## Start

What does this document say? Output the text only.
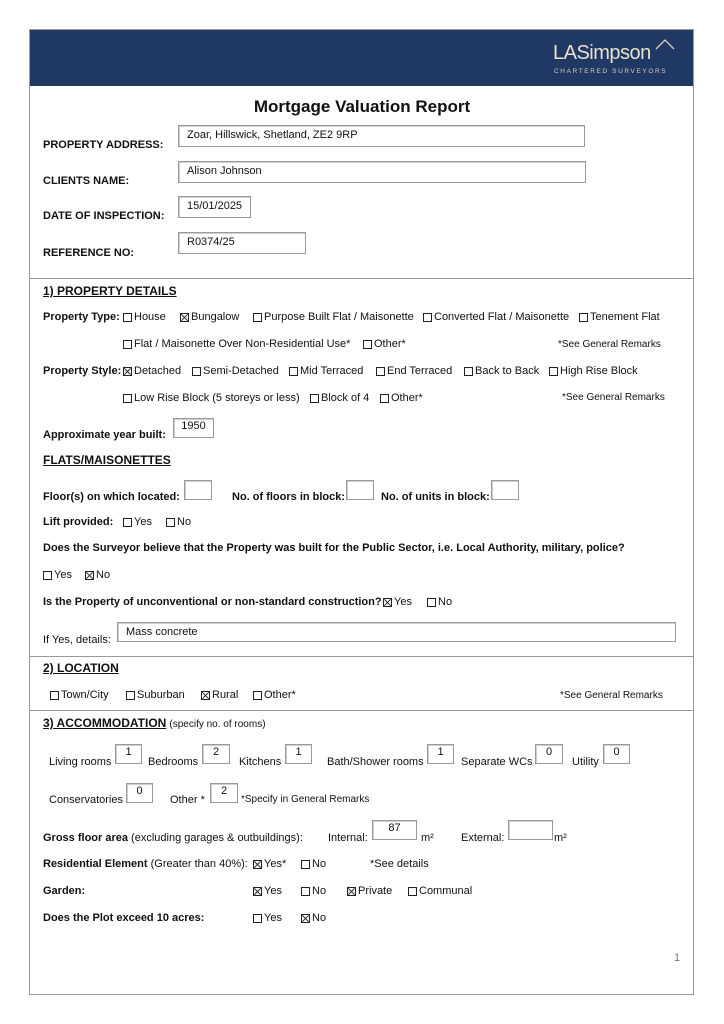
LASimpson
CHARTERED SURVEYORS
Mortgage Valuation Report
PROPERTY ADDRESS:
Zoar, Hillswick, Shetland, ZE2 9RP
CLIENTS NAME:
Alison Johnson
DATE OF INSPECTION:
15/01/2025
REFERENCE NO:
R0374/25
1) PROPERTY DETAILS
Property Type: House Bungalow Purpose Built Flat / Maisonette Converted Flat / Maisonette Tenement Flat
Flat / Maisonette Over Non-Residential Use* Other*	*See General Remarks
Property Style: Detached Semi-Detached Mid Terraced End Terraced Back to Back High Rise Block
Low Rise Block (5 storeys or less) Block of 4 Other*	*See General Remarks
Approximate year built:
1950
FLATS/MAISONETTES
Floor(s) on which located:	No. of floors in block:	No. of units in block:
Lift provided: Yes No
Does the Surveyor believe that the Property was built for the Public Sector, i.e. Local Authority, military, police?
Yes No
Is the Property of unconventional or non-standard construction? Yes No
If Yes, details:
Mass concrete
2) LOCATION
Town/City	Suburban Rural Other*	*See General Remarks
3) ACCOMMODATION (specify no. of rooms)
Living rooms
1
Bedrooms
2
Kitchens
1
Bath/Shower rooms
1
Separate WCs
0
Utility
0
Conservatories
0
Other *
2
*Specify in General Remarks
Gross floor area (excluding garages & outbuildings): Internal:
87
m² External:	m²
Residential Element (Greater than 40%): Yes* No	*See details
Garden:	Yes	No	Private Communal
Does the Plot exceed 10 acres:	Yes	No
1
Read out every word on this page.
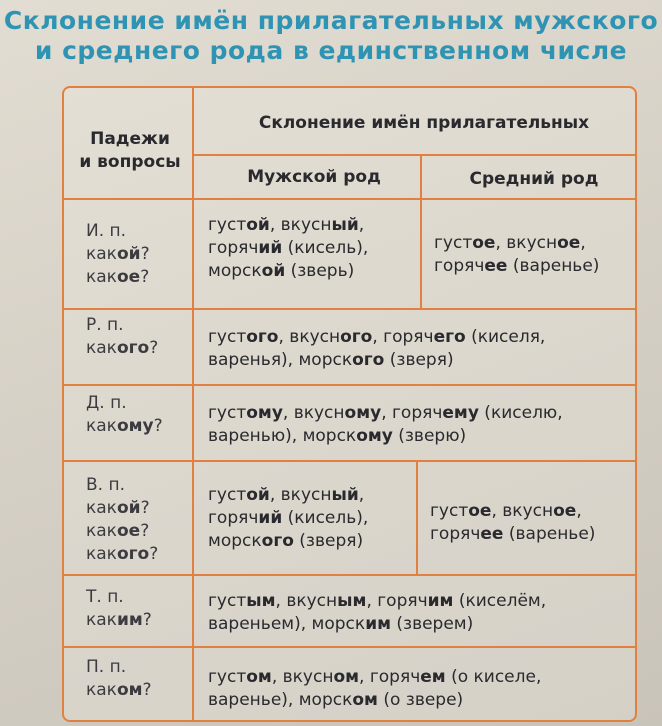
Склонение имён прилагательных мужского
и среднего рода в единственном числе
Падежи
и вопросы
Склонение имён прилагательных
Мужской род	Средний род
И. п.
какой?
какое?
густой, вкусный,
горячий (кисель),
морской (зверь)
густое, вкусное,
горячее (варенье)
Р. п.
какого?
густого, вкусного, горячего (киселя,
варенья), морского (зверя)
Д. п.
какому?
густому, вкусному, горячему (киселю,
варенью), морскому (зверю)
В. п.
какой?
какое?
какого?
густой, вкусный,
горячий (кисель),
морского (зверя)
густое, вкусное,
горячее (варенье)
Т. п.
каким?
густым, вкусным, горячим (киселём,
вареньем), морским (зверем)
П. п.
каком?
густом, вкусном, горячем (о киселе,
варенье), морском (о звере)
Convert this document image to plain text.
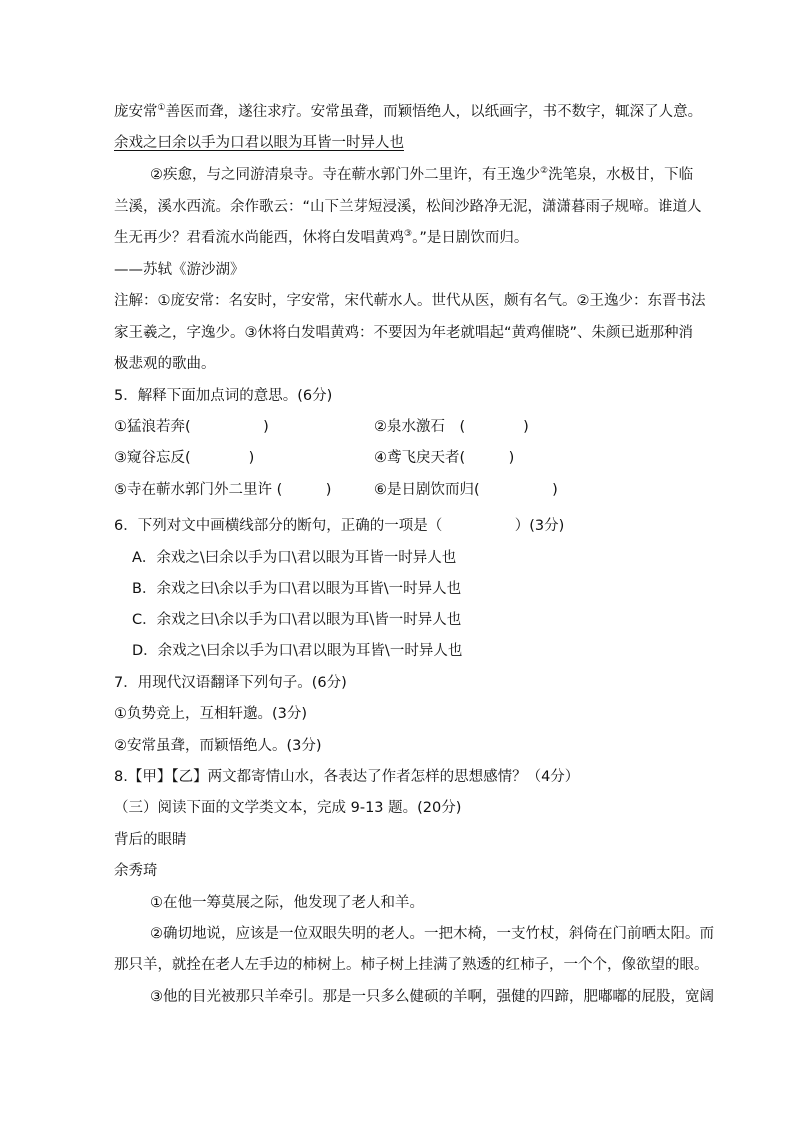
庞安常①善医而聋，遂往求疗。安常虽聋，而颖悟绝人，以纸画字，书不数字，辄深了人意。
余戏之曰余以手为口君以眼为耳皆一时异人也
②疾愈，与之同游清泉寺。寺在蕲水郭门外二里许，有王逸少②洗笔泉，水极甘，下临
兰溪，溪水西流。余作歌云：“山下兰芽短浸溪，松间沙路净无泥，潇潇暮雨子规啼。谁道人
生无再少？君看流水尚能西，休将白发唱黄鸡③。”是日剧饮而归。
——苏轼《游沙湖》
注解：①庞安常：名安时，字安常，宋代蕲水人。世代从医，颇有名气。②王逸少：东晋书法
家王羲之，字逸少。③休将白发唱黄鸡：不要因为年老就唱起“黄鸡催晓”、朱颜已逝那种消
极悲观的歌曲。
5．解释下面加点词的意思。(6分)
①猛浪若奔(　　　　　)	②泉水激石　(　　　　)
③窥谷忘反(　　　　)	④鸢飞戾天者(　　　)
⑤寺在蕲水郭门外二里许 (　　　)	⑥是日剧饮而归(　　　　　)
6．下列对文中画横线部分的断句，正确的一项是（　　　　　）(3分)
A．余戏之\曰余以手为口\君以眼为耳皆一时异人也
B．余戏之曰\余以手为口\君以眼为耳皆\一时异人也
C．余戏之曰\余以手为口\君以眼为耳\皆一时异人也
D．余戏之\曰余以手为口\君以眼为耳皆\一时异人也
7．用现代汉语翻译下列句子。(6分)
①负势竞上，互相轩邈。(3分)
②安常虽聋，而颖悟绝人。(3分)
8.【甲】【乙】两文都寄情山水，各表达了作者怎样的思想感情？（4分）
（三）阅读下面的文学类文本，完成 9-13 题。(20分)
背后的眼睛
余秀琦
①在他一筹莫展之际，他发现了老人和羊。
②确切地说，应该是一位双眼失明的老人。一把木椅，一支竹杖，斜倚在门前晒太阳。而
那只羊，就拴在老人左手边的柿树上。柿子树上挂满了熟透的红柿子，一个个，像欲望的眼。
③他的目光被那只羊牵引。那是一只多么健硕的羊啊，强健的四蹄，肥嘟嘟的屁股，宽阔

## End

**AIM**
Collect the lines of the records that include the string "text".

**FINAL RESULT**
What does this document say? Output the text only.
Convert this document image to plain text.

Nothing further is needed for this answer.